- Task objective
Every line of the data must be copied exactly.
:: Excerpted data
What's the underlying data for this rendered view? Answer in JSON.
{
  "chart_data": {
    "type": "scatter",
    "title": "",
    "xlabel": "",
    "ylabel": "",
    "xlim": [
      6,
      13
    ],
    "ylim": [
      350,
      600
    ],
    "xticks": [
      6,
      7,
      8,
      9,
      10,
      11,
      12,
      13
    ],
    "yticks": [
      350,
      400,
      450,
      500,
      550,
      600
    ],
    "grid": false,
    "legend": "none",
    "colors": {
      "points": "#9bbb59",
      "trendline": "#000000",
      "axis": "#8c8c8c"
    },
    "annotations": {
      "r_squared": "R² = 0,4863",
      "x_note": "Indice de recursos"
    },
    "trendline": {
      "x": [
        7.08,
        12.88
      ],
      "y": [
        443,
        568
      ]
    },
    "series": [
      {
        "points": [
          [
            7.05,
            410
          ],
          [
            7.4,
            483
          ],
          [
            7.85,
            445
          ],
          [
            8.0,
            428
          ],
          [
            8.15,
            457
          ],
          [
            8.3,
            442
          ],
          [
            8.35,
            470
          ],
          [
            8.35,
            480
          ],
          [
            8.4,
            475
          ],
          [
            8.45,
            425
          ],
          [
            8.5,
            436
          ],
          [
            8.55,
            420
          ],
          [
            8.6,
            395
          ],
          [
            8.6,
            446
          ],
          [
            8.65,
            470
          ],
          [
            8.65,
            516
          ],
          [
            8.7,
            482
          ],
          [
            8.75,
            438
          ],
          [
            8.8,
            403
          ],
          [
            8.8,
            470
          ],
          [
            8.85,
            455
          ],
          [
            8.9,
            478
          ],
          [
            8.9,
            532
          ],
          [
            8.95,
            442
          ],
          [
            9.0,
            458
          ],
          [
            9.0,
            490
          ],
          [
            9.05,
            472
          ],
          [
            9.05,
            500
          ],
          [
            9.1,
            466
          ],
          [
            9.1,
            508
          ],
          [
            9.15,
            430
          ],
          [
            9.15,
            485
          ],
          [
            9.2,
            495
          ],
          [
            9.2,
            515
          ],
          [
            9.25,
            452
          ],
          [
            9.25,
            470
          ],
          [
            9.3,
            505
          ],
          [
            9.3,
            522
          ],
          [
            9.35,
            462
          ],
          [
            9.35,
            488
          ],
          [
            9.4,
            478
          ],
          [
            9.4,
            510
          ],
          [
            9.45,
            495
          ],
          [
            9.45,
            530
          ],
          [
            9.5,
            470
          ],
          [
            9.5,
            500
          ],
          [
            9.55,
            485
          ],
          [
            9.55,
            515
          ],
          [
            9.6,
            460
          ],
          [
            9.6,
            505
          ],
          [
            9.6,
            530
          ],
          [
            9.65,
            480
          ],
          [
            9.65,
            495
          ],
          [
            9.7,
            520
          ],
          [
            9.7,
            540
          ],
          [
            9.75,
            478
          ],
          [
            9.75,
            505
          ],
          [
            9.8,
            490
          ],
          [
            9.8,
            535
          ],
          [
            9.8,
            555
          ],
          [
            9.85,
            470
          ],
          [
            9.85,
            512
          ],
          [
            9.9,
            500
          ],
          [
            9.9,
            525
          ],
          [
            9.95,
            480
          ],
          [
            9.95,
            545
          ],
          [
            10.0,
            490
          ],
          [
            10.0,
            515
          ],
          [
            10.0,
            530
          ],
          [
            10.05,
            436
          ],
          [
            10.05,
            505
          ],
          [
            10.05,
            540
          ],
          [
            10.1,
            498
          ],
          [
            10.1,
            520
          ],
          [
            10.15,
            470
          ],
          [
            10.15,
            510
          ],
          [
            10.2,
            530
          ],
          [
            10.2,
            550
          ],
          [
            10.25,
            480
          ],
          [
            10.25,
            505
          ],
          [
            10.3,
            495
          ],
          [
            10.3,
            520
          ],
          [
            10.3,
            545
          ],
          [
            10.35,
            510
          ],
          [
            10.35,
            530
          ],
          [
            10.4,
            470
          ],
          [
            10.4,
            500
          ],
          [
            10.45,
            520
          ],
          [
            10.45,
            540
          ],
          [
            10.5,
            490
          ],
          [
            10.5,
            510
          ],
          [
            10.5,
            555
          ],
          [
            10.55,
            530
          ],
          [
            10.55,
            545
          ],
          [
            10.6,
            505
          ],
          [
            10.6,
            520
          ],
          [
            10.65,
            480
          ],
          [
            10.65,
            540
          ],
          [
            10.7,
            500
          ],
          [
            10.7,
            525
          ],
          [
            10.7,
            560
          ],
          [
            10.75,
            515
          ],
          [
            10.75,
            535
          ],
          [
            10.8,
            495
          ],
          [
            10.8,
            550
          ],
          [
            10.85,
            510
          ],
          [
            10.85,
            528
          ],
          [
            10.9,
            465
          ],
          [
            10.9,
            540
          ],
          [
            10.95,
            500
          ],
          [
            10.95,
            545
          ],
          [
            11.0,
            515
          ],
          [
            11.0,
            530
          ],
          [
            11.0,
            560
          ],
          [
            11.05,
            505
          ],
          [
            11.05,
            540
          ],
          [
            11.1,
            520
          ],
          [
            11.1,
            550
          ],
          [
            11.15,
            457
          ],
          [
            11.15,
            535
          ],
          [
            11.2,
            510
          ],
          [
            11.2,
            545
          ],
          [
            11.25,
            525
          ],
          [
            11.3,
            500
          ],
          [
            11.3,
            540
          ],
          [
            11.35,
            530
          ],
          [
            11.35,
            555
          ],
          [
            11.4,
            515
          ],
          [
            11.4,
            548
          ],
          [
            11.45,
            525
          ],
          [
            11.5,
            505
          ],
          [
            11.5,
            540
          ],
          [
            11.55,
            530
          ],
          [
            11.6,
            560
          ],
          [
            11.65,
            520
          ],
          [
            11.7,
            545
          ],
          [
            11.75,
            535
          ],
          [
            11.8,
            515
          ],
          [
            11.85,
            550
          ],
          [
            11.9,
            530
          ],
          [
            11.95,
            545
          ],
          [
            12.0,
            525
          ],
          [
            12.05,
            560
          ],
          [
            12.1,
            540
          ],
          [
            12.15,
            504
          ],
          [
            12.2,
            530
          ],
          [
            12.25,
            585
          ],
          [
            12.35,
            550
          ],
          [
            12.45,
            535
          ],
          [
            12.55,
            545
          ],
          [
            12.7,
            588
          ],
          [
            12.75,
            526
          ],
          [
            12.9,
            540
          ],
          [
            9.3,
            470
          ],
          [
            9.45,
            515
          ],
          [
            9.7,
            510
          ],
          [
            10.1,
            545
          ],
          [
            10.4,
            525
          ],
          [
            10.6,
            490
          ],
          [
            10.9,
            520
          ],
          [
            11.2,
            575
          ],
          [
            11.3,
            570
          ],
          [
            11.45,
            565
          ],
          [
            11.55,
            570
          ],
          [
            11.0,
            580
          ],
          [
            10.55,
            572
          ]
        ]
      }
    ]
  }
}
::::
- Response to this task
What's the underlying data for this rendered view? Answer in JSON.
{
  "chart_data": {
    "type": "scatter",
    "title": "",
    "xlabel": "",
    "ylabel": "",
    "xlim": [
      6,
      13
    ],
    "ylim": [
      350,
      600
    ],
    "xticks": [
      6,
      7,
      8,
      9,
      10,
      11,
      12,
      13
    ],
    "yticks": [
      350,
      400,
      450,
      500,
      550,
      600
    ],
    "grid": false,
    "legend": "none",
    "colors": {
      "points": "#9bbb59",
      "trendline": "#000000",
      "axis": "#8c8c8c"
    },
    "annotations": {
      "r_squared": "R² = 0,4863",
      "x_note": "Indice de recursos"
    },
    "trendline": {
      "x": [
        7.08,
        12.88
      ],
      "y": [
        443,
        568
      ]
    },
    "series": [
      {
        "points": [
          [
            7.05,
            410
          ],
          [
            7.4,
            483
          ],
          [
            7.85,
            445
          ],
          [
            8.0,
            428
          ],
          [
            8.15,
            457
          ],
          [
            8.3,
            442
          ],
          [
            8.35,
            470
          ],
          [
            8.35,
            480
          ],
          [
            8.4,
            475
          ],
          [
            8.45,
            425
          ],
          [
            8.5,
            436
          ],
          [
            8.55,
            420
          ],
          [
            8.6,
            395
          ],
          [
            8.6,
            446
          ],
          [
            8.65,
            470
          ],
          [
            8.65,
            516
          ],
          [
            8.7,
            482
          ],
          [
            8.75,
            438
          ],
          [
            8.8,
            403
          ],
          [
            8.8,
            470
          ],
          [
            8.85,
            455
          ],
          [
            8.9,
            478
          ],
          [
            8.9,
            532
          ],
          [
            8.95,
            442
          ],
          [
            9.0,
            458
          ],
          [
            9.0,
            490
          ],
          [
            9.05,
            472
          ],
          [
            9.05,
            500
          ],
          [
            9.1,
            466
          ],
          [
            9.1,
            508
          ],
          [
            9.15,
            430
          ],
          [
            9.15,
            485
          ],
          [
            9.2,
            495
          ],
          [
            9.2,
            515
          ],
          [
            9.25,
            452
          ],
          [
            9.25,
            470
          ],
          [
            9.3,
            505
          ],
          [
            9.3,
            522
          ],
          [
            9.35,
            462
          ],
          [
            9.35,
            488
          ],
          [
            9.4,
            478
          ],
          [
            9.4,
            510
          ],
          [
            9.45,
            495
          ],
          [
            9.45,
            530
          ],
          [
            9.5,
            470
          ],
          [
            9.5,
            500
          ],
          [
            9.55,
            485
          ],
          [
            9.55,
            515
          ],
          [
            9.6,
            460
          ],
          [
            9.6,
            505
          ],
          [
            9.6,
            530
          ],
          [
            9.65,
            480
          ],
          [
            9.65,
            495
          ],
          [
            9.7,
            520
          ],
          [
            9.7,
            540
          ],
          [
            9.75,
            478
          ],
          [
            9.75,
            505
          ],
          [
            9.8,
            490
          ],
          [
            9.8,
            535
          ],
          [
            9.8,
            555
          ],
          [
            9.85,
            470
          ],
          [
            9.85,
            512
          ],
          [
            9.9,
            500
          ],
          [
            9.9,
            525
          ],
          [
            9.95,
            480
          ],
          [
            9.95,
            545
          ],
          [
            10.0,
            490
          ],
          [
            10.0,
            515
          ],
          [
            10.0,
            530
          ],
          [
            10.05,
            436
          ],
          [
            10.05,
            505
          ],
          [
            10.05,
            540
          ],
          [
            10.1,
            498
          ],
          [
            10.1,
            520
          ],
          [
            10.15,
            470
          ],
          [
            10.15,
            510
          ],
          [
            10.2,
            530
          ],
          [
            10.2,
            550
          ],
          [
            10.25,
            480
          ],
          [
            10.25,
            505
          ],
          [
            10.3,
            495
          ],
          [
            10.3,
            520
          ],
          [
            10.3,
            545
          ],
          [
            10.35,
            510
          ],
          [
            10.35,
            530
          ],
          [
            10.4,
            470
          ],
          [
            10.4,
            500
          ],
          [
            10.45,
            520
          ],
          [
            10.45,
            540
          ],
          [
            10.5,
            490
          ],
          [
            10.5,
            510
          ],
          [
            10.5,
            555
          ],
          [
            10.55,
            530
          ],
          [
            10.55,
            545
          ],
          [
            10.6,
            505
          ],
          [
            10.6,
            520
          ],
          [
            10.65,
            480
          ],
          [
            10.65,
            540
          ],
          [
            10.7,
            500
          ],
          [
            10.7,
            525
          ],
          [
            10.7,
            560
          ],
          [
            10.75,
            515
          ],
          [
            10.75,
            535
          ],
          [
            10.8,
            495
          ],
          [
            10.8,
            550
          ],
          [
            10.85,
            510
          ],
          [
            10.85,
            528
          ],
          [
            10.9,
            465
          ],
          [
            10.9,
            540
          ],
          [
            10.95,
            500
          ],
          [
            10.95,
            545
          ],
          [
            11.0,
            515
          ],
          [
            11.0,
            530
          ],
          [
            11.0,
            560
          ],
          [
            11.05,
            505
          ],
          [
            11.05,
            540
          ],
          [
            11.1,
            520
          ],
          [
            11.1,
            550
          ],
          [
            11.15,
            457
          ],
          [
            11.15,
            535
          ],
          [
            11.2,
            510
          ],
          [
            11.2,
            545
          ],
          [
            11.25,
            525
          ],
          [
            11.3,
            500
          ],
          [
            11.3,
            540
          ],
          [
            11.35,
            530
          ],
          [
            11.35,
            555
          ],
          [
            11.4,
            515
          ],
          [
            11.4,
            548
          ],
          [
            11.45,
            525
          ],
          [
            11.5,
            505
          ],
          [
            11.5,
            540
          ],
          [
            11.55,
            530
          ],
          [
            11.6,
            560
          ],
          [
            11.65,
            520
          ],
          [
            11.7,
            545
          ],
          [
            11.75,
            535
          ],
          [
            11.8,
            515
          ],
          [
            11.85,
            550
          ],
          [
            11.9,
            530
          ],
          [
            11.95,
            545
          ],
          [
            12.0,
            525
          ],
          [
            12.05,
            560
          ],
          [
            12.1,
            540
          ],
          [
            12.15,
            504
          ],
          [
            12.2,
            530
          ],
          [
            12.25,
            585
          ],
          [
            12.35,
            550
          ],
          [
            12.45,
            535
          ],
          [
            12.55,
            545
          ],
          [
            12.7,
            588
          ],
          [
            12.75,
            526
          ],
          [
            12.9,
            540
          ],
          [
            9.3,
            470
          ],
          [
            9.45,
            515
          ],
          [
            9.7,
            510
          ],
          [
            10.1,
            545
          ],
          [
            10.4,
            525
          ],
          [
            10.6,
            490
          ],
          [
            10.9,
            520
          ],
          [
            11.2,
            575
          ],
          [
            11.3,
            570
          ],
          [
            11.45,
            565
          ],
          [
            11.55,
            570
          ],
          [
            11.0,
            580
          ],
          [
            10.55,
            572
          ]
        ]
      }
    ]
  }
}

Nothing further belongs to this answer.